PASSAGE TO READ Block Start

The sudden increase in diabetes in the last few years is due not to genetic factors but rather to the increase in obesity. This phenomenon is currently being documented in Africa, where the incidence of diabetes is rising with urbanization. The incidence is also rising among Africans who have immigrated to the US (18, 19). Epidemiological studies have regularly shown the relationship between diabetes and obesity, mediated in part by nutritional and lifestyle factors (20, 21). The most common measure of obesity, body mass index (BMI), combines measurements of height and weight. People with a BMI greater than 25 are said to be overweight, while those with a BMI greater than 30 are defined as obese (22). The Nurses Health Study showed that the risk for developing diabetes increased sharply for individuals observed as having a BMI greater than 23 for 16 years and was increased 20-fold for those with a BMI greater than 30 (18). In a recent study of measures of obesity and CVD risk factors in Australian adults, the prevalence of T2D rose from 5% in normal-weight to 16% in obese males; of hypertension, from 20% to 49%; and of dyslipidemia, from 18% to 61%, with even higher prevalence in females (23).

PASSAGE TO READ Block End
INPUT DATA Block Start

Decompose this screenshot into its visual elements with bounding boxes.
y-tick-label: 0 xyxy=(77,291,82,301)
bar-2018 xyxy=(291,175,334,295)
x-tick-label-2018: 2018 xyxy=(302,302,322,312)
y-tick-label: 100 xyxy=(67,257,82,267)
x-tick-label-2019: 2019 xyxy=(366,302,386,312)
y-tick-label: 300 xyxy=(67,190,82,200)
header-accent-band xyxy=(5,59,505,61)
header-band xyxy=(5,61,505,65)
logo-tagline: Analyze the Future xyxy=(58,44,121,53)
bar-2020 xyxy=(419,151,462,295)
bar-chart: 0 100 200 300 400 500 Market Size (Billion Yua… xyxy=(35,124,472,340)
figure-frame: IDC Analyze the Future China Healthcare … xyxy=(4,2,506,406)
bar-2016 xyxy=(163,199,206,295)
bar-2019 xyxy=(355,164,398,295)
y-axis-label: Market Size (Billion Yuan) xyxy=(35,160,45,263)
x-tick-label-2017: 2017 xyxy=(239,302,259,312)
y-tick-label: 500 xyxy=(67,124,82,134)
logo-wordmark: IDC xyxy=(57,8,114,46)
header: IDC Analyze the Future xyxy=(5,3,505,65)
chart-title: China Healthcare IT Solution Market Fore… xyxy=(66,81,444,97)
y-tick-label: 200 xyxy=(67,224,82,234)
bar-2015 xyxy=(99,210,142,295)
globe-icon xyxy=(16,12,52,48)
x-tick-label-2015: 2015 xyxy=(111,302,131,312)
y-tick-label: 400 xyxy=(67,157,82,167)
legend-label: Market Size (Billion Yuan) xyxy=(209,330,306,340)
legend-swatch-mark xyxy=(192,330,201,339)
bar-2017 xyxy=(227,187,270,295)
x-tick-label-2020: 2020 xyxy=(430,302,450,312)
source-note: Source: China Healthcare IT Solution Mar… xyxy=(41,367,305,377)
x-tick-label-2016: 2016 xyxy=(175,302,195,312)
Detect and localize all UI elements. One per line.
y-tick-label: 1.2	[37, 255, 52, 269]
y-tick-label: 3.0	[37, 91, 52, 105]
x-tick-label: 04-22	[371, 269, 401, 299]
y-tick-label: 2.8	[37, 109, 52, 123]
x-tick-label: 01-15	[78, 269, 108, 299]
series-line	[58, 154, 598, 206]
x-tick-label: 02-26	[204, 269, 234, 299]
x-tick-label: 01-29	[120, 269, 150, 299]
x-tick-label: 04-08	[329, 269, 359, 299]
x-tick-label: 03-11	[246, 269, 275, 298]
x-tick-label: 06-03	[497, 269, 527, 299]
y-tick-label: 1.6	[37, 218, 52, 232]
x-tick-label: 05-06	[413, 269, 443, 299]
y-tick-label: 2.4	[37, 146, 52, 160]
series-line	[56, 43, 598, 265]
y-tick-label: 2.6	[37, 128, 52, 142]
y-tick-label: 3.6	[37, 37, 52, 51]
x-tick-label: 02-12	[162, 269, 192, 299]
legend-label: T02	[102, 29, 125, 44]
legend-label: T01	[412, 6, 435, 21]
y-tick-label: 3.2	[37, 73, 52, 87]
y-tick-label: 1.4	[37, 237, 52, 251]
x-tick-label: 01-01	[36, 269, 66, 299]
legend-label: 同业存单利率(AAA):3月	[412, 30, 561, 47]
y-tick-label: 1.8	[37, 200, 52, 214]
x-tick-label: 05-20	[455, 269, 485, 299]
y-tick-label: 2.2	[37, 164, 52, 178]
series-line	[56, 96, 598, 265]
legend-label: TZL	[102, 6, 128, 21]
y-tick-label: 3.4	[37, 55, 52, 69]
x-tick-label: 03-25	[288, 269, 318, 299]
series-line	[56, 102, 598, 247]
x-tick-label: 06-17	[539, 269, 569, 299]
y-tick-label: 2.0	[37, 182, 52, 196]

INPUT DATA Block End

▶ **TASK LIST**
**1.** Answer from the passage about diabetes and obesity:
(a) Above what BMI is a person defined as obese?
(b) On which continent is the link between urbanization and rising diabetes incidence currently being documented?
(c) In the study of Australian adults, how did the prevalence of hypertension change from normal-weight to obese males?
**2.** Translate this sentence from the passage about diabetes and obesity into Spanish: "The most common measure of obesity, body mass index (BMI), combines measurements of height and weight."
Rely only on the passage about diabetes and obesity.

▶ **ANSWERS FOR THE EXERCISE**
**1.**
(a) A BMI greater than 30.
(b) Africa.
(c) It rose from 20% to 49%.

**2.** La medida más común de la obesidad, el índice de masa corporal (IMC), combina las mediciones de la estatura y el peso.